» Records for processing

************

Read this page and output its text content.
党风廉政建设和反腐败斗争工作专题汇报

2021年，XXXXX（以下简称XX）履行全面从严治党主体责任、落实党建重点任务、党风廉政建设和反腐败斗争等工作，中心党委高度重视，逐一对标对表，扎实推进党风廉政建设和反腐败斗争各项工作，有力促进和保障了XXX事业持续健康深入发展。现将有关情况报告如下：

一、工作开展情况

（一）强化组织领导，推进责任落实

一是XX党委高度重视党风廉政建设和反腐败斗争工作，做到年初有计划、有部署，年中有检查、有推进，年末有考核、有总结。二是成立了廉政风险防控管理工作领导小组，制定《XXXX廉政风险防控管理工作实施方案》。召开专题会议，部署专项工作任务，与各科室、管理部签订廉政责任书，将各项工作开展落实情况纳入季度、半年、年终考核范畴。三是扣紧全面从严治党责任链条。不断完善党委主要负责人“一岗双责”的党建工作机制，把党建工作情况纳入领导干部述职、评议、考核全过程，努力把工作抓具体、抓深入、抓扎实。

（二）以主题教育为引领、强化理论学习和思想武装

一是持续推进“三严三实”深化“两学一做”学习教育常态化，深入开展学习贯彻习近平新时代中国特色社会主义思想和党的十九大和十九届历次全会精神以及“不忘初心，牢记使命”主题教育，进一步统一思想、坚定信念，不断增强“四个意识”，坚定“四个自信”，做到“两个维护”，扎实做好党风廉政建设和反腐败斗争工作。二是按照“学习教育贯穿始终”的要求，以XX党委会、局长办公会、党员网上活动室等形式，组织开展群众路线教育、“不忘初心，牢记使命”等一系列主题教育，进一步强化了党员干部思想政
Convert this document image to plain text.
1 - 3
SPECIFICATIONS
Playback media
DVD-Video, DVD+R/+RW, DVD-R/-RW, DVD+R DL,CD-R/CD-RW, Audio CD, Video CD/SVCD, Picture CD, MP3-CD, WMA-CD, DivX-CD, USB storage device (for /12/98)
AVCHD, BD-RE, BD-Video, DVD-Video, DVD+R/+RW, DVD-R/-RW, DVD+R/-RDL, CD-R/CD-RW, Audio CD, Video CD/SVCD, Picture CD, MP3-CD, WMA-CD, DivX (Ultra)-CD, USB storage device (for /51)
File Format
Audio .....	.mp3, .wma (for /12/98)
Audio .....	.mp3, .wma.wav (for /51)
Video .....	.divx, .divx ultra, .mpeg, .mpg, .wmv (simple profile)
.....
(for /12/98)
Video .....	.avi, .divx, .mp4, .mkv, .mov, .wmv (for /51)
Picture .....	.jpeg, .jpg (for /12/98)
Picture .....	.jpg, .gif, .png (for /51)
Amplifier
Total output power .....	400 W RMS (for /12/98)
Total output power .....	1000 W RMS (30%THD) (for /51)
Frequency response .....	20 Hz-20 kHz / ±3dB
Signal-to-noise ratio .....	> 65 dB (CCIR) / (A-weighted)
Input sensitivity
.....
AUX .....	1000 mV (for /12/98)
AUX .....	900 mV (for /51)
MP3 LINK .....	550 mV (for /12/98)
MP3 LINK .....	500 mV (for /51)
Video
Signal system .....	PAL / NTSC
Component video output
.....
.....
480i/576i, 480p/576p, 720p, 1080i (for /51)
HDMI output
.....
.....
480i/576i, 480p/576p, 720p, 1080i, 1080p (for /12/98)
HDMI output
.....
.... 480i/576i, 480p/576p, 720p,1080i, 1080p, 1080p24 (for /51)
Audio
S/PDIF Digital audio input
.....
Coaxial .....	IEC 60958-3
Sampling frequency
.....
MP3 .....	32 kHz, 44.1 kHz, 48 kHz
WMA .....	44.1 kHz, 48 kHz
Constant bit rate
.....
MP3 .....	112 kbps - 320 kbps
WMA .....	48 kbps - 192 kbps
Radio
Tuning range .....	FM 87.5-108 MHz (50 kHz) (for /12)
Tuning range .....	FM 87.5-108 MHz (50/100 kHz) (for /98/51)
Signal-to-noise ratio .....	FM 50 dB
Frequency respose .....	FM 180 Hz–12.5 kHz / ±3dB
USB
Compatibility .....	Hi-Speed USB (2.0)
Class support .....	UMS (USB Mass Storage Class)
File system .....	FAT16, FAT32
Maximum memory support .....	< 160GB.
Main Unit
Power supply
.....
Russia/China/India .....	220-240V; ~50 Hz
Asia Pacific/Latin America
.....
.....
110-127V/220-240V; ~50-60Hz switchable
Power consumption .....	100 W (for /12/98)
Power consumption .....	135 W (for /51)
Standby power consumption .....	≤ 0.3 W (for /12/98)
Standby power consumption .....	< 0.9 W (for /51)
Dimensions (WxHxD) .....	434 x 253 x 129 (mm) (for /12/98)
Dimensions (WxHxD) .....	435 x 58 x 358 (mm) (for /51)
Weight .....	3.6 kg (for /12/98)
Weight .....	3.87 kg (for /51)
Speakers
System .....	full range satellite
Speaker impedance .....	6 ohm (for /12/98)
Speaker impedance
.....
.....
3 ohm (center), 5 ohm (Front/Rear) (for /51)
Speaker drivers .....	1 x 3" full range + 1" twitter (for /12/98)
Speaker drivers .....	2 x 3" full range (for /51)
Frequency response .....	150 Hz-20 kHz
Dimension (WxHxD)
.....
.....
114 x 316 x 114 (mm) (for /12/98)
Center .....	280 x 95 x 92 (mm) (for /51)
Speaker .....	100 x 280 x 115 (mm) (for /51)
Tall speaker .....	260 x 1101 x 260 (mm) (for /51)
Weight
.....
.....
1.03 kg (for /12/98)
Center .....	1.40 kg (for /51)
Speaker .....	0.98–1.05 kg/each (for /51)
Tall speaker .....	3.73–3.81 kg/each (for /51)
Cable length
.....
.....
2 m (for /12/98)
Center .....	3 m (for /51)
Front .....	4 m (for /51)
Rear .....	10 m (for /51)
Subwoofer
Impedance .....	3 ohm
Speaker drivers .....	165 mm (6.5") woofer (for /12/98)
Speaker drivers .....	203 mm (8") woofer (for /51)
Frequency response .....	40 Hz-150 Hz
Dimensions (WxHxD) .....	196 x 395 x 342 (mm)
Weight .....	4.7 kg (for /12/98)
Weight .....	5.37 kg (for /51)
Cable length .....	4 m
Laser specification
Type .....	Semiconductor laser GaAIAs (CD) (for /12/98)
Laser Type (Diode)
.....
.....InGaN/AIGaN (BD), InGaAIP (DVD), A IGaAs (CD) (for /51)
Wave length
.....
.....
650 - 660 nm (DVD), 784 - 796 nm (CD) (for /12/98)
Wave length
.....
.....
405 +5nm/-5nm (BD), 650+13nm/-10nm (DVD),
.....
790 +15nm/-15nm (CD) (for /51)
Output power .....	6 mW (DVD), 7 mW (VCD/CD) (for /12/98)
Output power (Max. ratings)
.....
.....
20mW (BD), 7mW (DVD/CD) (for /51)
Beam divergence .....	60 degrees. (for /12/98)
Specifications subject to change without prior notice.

************

» Exercise requirements
Find every line above that contains the word "device", and return each one.

» Solution for this exercise
DVD-Video, DVD+R/+RW, DVD-R/-RW, DVD+R DL,CD-R/CD-RW, Audio CD, Video CD/SVCD, Picture CD, MP3-CD, WMA-CD, DivX-CD, USB storage device (for /12/98)
AVCHD, BD-RE, BD-Video, DVD-Video, DVD+R/+RW, DVD-R/-RW, DVD+R/-RDL, CD-R/CD-RW, Audio CD, Video CD/SVCD, Picture CD, MP3-CD, WMA-CD, DivX (Ultra)-CD, USB storage device (for /51)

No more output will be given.